***** Listing *****
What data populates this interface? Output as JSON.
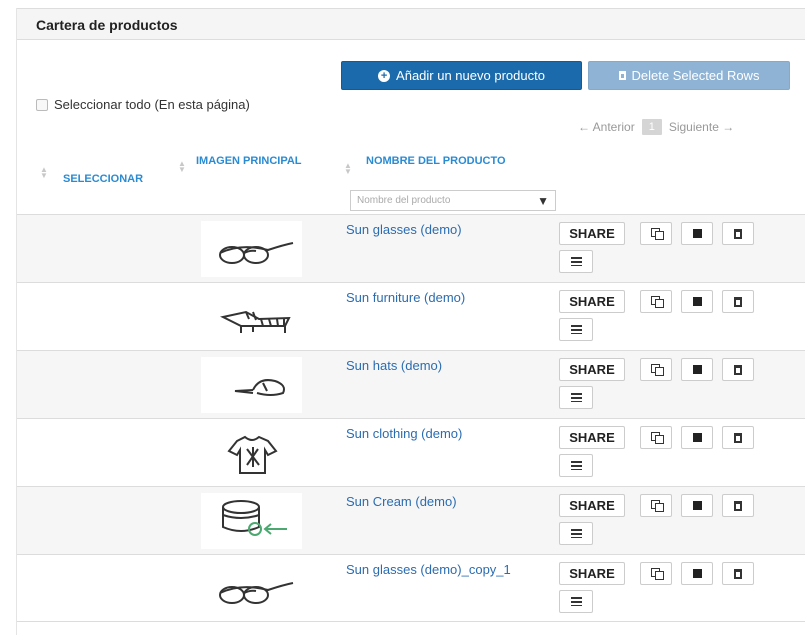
{
  "panel": {
    "title": "Cartera de productos"
  },
  "toolbar": {
    "add_label": "Añadir un nuevo producto",
    "delete_label": "Delete Selected Rows"
  },
  "select_all": {
    "label": "Seleccionar todo (En esta página)"
  },
  "pagination": {
    "prev": "← Anterior",
    "current": "1",
    "next": "Siguiente →"
  },
  "columns": {
    "select": "SELECCIONAR",
    "image": "IMAGEN PRINCIPAL",
    "name": "NOMBRE DEL PRODUCTO"
  },
  "filter": {
    "placeholder": "Nombre del producto"
  },
  "actions": {
    "share_label": "SHARE"
  },
  "products": [
    {
      "name": "Sun glasses (demo)",
      "icon": "sunglasses-image"
    },
    {
      "name": "Sun furniture (demo)",
      "icon": "sunbed-image"
    },
    {
      "name": "Sun hats (demo)",
      "icon": "cap-image"
    },
    {
      "name": "Sun clothing (demo)",
      "icon": "shirt-image"
    },
    {
      "name": "Sun Cream (demo)",
      "icon": "cream-tub-image"
    },
    {
      "name": "Sun glasses (demo)_copy_1",
      "icon": "sunglasses-image"
    }
  ],
  "colors": {
    "primary_button": "#1b6aab",
    "disabled_button": "#8fb3d4",
    "header_text": "#2a8bd2",
    "link_text": "#2b6cb0"
  }
}
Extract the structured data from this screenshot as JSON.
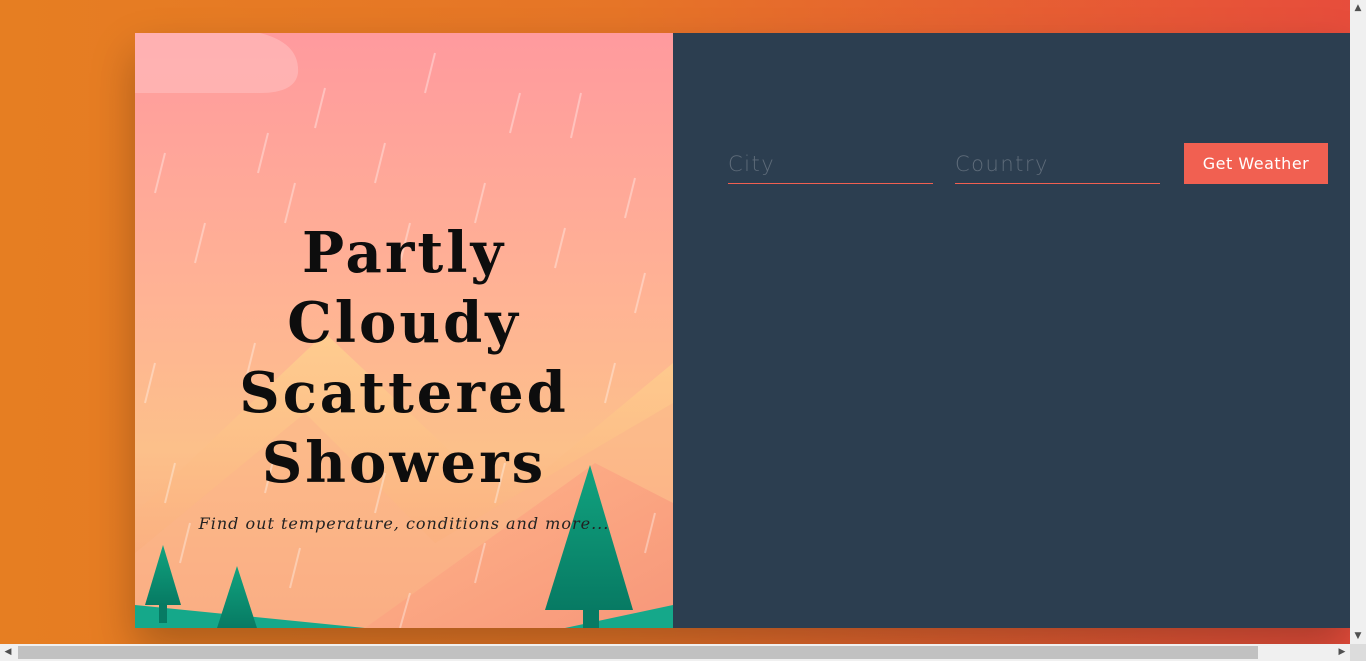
{
  "hero": {
    "title_line1": "Partly Cloudy",
    "title_line2": "Scattered",
    "title_line3": "Showers",
    "subtitle": "Find out temperature, conditions and more..."
  },
  "form": {
    "city_placeholder": "City",
    "country_placeholder": "Country",
    "city_value": "",
    "country_value": "",
    "submit_label": "Get Weather"
  },
  "icons": {
    "scroll_up": "scroll-up-arrow-icon",
    "scroll_down": "scroll-down-arrow-icon",
    "scroll_left": "scroll-left-arrow-icon",
    "scroll_right": "scroll-right-arrow-icon",
    "tree": "pine-tree-icon"
  },
  "colors": {
    "page_background_start": "#e67e22",
    "page_background_end": "#e74c3c",
    "panel_background": "#2c3e50",
    "accent": "#f16051",
    "tree_green": "#0e8f72"
  }
}
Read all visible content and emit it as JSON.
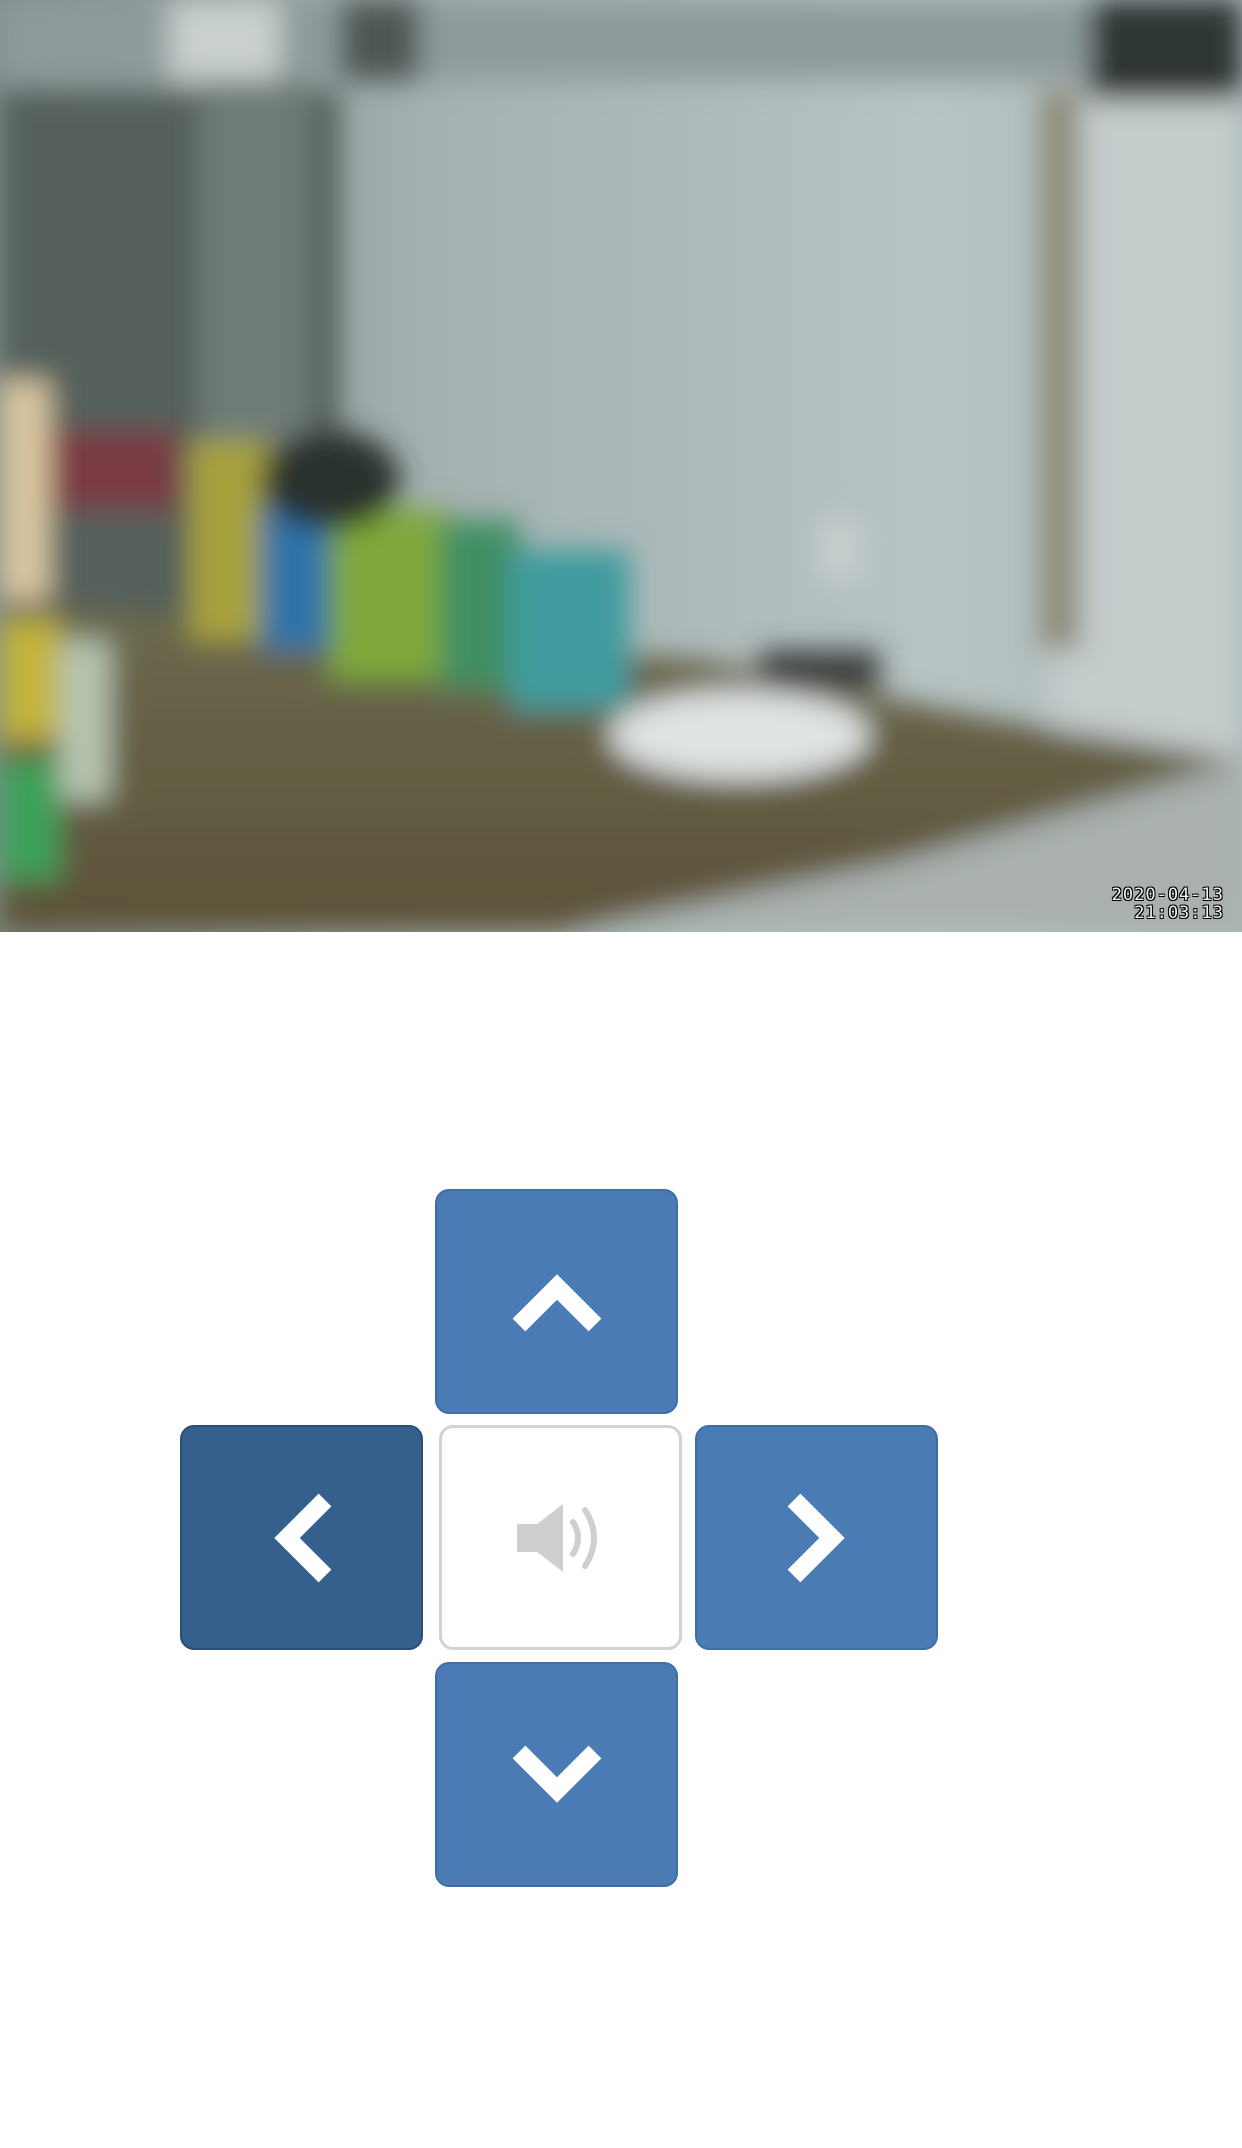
*****
* Description of the task:
Check every line of the data, and copy the ones that contain "JSON".

* The completed task:
What data populates this interface? Output as JSON.
Extract the structured data from this screenshot as JSON.
Read all visible content and emit it as JSON.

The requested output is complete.